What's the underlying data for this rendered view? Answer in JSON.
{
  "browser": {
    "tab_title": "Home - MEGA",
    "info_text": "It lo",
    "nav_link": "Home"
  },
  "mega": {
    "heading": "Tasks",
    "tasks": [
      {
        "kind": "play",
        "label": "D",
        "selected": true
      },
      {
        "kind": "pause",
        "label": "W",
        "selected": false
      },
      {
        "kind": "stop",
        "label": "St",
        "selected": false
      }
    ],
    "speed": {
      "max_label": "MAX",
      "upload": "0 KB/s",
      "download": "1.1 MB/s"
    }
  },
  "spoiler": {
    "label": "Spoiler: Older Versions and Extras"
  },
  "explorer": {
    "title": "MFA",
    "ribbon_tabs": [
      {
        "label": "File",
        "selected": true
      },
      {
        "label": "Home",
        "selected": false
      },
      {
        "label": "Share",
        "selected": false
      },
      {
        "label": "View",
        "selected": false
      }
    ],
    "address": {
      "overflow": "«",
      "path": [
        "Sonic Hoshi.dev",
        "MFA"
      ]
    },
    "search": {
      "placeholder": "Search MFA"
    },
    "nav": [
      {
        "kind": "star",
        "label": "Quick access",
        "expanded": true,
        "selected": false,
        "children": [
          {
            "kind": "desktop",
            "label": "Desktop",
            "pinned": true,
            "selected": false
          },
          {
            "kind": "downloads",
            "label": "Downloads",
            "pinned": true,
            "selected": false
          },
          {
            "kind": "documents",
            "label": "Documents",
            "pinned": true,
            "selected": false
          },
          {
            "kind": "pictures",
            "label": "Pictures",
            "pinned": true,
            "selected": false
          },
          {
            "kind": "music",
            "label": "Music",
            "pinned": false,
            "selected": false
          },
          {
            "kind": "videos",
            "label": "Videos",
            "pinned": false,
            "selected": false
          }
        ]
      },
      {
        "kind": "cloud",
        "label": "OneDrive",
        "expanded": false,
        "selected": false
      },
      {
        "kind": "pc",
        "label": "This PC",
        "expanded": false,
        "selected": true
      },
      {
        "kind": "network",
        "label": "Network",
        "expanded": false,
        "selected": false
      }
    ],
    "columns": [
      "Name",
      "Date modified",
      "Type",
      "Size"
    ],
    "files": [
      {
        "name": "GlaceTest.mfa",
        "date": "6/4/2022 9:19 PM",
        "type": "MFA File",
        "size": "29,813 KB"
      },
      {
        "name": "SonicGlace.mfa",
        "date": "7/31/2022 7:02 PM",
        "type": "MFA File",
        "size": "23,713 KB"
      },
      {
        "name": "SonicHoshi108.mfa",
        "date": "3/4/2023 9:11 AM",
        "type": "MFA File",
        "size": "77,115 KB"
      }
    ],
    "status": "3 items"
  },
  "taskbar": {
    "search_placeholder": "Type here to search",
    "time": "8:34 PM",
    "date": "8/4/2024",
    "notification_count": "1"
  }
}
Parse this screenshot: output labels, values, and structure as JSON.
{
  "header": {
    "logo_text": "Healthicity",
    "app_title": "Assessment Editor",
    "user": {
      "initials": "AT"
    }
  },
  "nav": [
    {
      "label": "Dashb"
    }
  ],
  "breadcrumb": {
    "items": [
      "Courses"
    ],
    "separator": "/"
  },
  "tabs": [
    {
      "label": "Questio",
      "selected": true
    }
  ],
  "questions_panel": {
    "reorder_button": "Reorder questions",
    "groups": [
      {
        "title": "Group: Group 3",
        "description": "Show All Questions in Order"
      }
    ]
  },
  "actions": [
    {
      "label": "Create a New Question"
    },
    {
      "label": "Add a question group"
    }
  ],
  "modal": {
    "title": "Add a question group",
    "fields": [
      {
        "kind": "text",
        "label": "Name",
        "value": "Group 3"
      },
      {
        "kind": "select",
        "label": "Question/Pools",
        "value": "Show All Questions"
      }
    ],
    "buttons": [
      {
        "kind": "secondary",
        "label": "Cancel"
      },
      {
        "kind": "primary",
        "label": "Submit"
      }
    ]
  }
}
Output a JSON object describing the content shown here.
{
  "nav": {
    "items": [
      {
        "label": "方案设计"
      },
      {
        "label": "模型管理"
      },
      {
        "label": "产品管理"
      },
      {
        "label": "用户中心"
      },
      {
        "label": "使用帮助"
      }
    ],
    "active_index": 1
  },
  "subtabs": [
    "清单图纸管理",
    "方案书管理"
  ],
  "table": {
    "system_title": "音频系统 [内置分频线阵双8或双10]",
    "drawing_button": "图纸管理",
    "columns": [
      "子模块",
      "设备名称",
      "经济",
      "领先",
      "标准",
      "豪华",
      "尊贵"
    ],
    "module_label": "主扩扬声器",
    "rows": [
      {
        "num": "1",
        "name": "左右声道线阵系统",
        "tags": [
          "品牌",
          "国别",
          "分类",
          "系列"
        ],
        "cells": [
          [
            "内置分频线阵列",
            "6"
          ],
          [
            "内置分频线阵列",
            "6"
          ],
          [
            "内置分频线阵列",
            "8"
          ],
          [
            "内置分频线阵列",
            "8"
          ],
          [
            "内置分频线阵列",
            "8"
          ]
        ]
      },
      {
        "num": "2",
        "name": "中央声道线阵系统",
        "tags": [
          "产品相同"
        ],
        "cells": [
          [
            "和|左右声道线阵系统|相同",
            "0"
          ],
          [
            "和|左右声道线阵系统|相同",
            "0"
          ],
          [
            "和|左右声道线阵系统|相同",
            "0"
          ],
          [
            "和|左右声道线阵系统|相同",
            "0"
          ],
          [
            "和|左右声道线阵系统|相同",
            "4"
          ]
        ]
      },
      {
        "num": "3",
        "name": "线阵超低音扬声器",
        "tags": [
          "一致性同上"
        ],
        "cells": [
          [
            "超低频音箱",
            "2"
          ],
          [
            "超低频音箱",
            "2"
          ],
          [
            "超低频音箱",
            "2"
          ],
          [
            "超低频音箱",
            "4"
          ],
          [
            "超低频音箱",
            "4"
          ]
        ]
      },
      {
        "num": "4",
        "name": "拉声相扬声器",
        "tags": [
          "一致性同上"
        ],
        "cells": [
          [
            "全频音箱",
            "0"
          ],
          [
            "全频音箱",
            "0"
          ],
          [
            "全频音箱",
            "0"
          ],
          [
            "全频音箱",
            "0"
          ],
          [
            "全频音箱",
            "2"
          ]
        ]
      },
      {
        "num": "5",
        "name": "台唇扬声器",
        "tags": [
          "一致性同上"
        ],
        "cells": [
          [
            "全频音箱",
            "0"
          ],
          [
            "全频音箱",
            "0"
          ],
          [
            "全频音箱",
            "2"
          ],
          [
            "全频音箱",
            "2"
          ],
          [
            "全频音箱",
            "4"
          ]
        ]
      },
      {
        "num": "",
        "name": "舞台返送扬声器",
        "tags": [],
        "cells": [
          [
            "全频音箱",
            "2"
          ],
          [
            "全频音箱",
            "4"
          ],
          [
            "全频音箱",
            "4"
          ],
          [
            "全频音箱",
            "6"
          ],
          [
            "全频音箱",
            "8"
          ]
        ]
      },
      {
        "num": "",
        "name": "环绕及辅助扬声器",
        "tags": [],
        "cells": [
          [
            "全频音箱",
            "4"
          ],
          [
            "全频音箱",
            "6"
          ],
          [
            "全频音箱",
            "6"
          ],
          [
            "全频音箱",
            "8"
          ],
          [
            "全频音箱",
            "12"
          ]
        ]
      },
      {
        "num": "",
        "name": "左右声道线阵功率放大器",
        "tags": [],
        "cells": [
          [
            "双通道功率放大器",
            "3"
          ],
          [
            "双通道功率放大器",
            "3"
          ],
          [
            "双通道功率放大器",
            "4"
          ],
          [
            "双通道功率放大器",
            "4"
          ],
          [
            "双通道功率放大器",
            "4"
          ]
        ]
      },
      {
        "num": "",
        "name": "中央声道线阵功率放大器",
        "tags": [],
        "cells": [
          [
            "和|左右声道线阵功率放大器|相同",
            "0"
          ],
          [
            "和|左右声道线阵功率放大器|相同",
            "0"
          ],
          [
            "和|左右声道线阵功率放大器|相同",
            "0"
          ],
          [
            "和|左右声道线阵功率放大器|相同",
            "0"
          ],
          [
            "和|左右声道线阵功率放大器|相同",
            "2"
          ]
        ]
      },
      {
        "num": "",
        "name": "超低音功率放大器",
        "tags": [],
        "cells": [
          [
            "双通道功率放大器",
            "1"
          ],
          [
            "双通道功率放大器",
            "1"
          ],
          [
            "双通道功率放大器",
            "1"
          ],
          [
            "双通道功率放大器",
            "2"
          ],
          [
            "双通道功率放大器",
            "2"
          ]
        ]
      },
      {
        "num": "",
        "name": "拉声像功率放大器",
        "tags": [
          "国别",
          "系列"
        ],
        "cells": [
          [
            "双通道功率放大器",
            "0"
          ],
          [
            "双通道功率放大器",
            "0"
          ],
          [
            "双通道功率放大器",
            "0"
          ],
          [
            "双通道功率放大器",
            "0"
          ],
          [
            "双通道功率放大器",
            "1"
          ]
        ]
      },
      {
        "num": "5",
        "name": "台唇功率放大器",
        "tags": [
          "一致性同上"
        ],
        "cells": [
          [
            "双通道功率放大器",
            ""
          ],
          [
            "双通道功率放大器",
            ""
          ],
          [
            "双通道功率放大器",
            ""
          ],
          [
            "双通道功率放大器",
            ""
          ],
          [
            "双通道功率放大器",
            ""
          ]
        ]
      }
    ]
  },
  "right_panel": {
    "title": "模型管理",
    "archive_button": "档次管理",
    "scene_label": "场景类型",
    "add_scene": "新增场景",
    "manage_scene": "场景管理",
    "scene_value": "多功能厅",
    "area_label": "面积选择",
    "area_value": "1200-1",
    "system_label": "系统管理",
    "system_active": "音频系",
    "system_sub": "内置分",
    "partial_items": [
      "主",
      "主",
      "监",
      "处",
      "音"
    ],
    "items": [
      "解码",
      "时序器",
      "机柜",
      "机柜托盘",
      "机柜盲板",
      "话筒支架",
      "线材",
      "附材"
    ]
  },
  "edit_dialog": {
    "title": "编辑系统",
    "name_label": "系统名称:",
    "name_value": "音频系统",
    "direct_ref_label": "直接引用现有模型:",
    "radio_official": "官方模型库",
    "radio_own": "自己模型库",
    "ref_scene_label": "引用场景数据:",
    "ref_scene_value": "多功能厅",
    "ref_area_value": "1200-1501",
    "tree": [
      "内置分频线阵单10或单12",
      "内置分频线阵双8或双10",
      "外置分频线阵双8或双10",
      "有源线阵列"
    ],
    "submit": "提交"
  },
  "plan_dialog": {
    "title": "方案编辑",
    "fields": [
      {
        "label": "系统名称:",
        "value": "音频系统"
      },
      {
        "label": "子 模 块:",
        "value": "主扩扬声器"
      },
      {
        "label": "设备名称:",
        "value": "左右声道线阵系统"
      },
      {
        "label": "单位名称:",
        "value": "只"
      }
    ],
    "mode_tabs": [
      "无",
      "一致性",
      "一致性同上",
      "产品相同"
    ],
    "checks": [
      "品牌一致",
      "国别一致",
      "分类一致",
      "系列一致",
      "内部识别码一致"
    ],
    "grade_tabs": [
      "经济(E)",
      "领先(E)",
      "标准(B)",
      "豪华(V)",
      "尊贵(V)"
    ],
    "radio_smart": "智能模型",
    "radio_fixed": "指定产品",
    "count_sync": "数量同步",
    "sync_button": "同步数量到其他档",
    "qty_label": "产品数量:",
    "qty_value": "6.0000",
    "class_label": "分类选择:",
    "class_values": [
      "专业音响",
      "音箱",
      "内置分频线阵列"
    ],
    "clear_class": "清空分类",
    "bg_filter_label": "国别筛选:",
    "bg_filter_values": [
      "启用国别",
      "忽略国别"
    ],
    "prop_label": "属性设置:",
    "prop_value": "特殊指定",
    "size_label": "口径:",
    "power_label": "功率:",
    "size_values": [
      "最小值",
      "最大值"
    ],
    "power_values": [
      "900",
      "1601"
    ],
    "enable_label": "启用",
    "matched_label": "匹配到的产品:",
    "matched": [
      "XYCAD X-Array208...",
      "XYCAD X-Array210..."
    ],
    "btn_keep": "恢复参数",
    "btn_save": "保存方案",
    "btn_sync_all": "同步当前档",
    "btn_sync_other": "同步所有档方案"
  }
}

+ + + + + + +

■ **WRITTEN REQUEST**:
Locate the lines above that hold the word "JSON". Show every one of them.

■ **WRITTEN ANSWER**:
What's the underlying data for this rendered view? Answer in JSON.
Parse this screenshot: output labels, values, and structure as JSON.
Output a JSON object describing the content shown here.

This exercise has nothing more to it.